══ Material supplied
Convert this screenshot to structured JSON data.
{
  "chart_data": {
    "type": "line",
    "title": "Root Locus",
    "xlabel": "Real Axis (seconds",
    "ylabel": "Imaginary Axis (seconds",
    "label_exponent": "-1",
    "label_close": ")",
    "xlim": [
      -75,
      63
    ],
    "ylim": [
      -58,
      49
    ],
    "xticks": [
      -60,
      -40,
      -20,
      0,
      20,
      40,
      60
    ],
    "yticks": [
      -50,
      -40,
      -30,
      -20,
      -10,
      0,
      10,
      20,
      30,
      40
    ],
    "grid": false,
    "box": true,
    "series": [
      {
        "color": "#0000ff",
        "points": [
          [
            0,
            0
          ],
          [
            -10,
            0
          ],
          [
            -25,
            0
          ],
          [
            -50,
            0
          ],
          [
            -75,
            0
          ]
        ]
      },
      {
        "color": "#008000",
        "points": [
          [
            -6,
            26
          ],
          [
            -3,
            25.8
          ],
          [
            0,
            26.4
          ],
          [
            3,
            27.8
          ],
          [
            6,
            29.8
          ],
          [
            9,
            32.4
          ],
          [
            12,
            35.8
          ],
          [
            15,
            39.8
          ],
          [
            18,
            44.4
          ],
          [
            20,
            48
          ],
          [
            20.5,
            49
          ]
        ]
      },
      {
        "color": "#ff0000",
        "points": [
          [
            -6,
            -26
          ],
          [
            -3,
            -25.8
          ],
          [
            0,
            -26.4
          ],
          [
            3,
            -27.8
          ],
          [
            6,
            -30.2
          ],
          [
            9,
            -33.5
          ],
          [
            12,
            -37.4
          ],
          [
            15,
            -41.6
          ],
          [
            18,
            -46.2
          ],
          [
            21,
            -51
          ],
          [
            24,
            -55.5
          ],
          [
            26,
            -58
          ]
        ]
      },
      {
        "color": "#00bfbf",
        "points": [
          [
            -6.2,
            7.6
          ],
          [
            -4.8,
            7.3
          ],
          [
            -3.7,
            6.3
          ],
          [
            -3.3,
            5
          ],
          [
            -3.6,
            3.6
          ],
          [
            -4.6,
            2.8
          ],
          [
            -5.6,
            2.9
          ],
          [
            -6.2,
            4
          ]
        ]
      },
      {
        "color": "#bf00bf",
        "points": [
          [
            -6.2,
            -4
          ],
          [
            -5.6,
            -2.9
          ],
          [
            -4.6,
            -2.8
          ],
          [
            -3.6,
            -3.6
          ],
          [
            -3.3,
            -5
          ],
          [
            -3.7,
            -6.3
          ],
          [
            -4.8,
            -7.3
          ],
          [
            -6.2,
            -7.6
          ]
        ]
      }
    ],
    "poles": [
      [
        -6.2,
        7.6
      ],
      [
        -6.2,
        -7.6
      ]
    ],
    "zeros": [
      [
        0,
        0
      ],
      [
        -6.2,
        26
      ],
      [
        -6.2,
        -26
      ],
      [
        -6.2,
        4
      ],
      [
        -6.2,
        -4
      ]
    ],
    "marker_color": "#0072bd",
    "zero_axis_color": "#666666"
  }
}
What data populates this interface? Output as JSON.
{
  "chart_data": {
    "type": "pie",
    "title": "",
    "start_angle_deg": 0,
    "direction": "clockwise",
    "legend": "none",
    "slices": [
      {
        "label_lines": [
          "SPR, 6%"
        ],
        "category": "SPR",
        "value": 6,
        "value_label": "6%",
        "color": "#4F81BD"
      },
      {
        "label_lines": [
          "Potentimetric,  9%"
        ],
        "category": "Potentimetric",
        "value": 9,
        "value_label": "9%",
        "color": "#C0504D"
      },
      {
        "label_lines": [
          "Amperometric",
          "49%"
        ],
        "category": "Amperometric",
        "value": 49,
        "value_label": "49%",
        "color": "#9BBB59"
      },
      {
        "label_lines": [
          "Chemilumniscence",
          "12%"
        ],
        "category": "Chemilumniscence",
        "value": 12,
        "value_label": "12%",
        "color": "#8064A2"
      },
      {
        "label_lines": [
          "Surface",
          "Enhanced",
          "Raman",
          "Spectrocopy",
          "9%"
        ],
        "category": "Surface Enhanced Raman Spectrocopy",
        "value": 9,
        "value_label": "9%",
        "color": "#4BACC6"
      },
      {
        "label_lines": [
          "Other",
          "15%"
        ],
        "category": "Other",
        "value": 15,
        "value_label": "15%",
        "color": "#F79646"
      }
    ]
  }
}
════
-- Written request --
Repeat precisely the lines of the data starting at the one containing "What data populates", last line included.

-- Answer to the problem --
What data populates this interface? Output as JSON.
{
  "chart_data": {
    "type": "pie",
    "title": "",
    "start_angle_deg": 0,
    "direction": "clockwise",
    "legend": "none",
    "slices": [
      {
        "label_lines": [
          "SPR, 6%"
        ],
        "category": "SPR",
        "value": 6,
        "value_label": "6%",
        "color": "#4F81BD"
      },
      {
        "label_lines": [
          "Potentimetric,  9%"
        ],
        "category": "Potentimetric",
        "value": 9,
        "value_label": "9%",
        "color": "#C0504D"
      },
      {
        "label_lines": [
          "Amperometric",
          "49%"
        ],
        "category": "Amperometric",
        "value": 49,
        "value_label": "49%",
        "color": "#9BBB59"
      },
      {
        "label_lines": [
          "Chemilumniscence",
          "12%"
        ],
        "category": "Chemilumniscence",
        "value": 12,
        "value_label": "12%",
        "color": "#8064A2"
      },
      {
        "label_lines": [
          "Surface",
          "Enhanced",
          "Raman",
          "Spectrocopy",
          "9%"
        ],
        "category": "Surface Enhanced Raman Spectrocopy",
        "value": 9,
        "value_label": "9%",
        "color": "#4BACC6"
      },
      {
        "label_lines": [
          "Other",
          "15%"
        ],
        "category": "Other",
        "value": 15,
        "value_label": "15%",
        "color": "#F79646"
      }
    ]
  }
}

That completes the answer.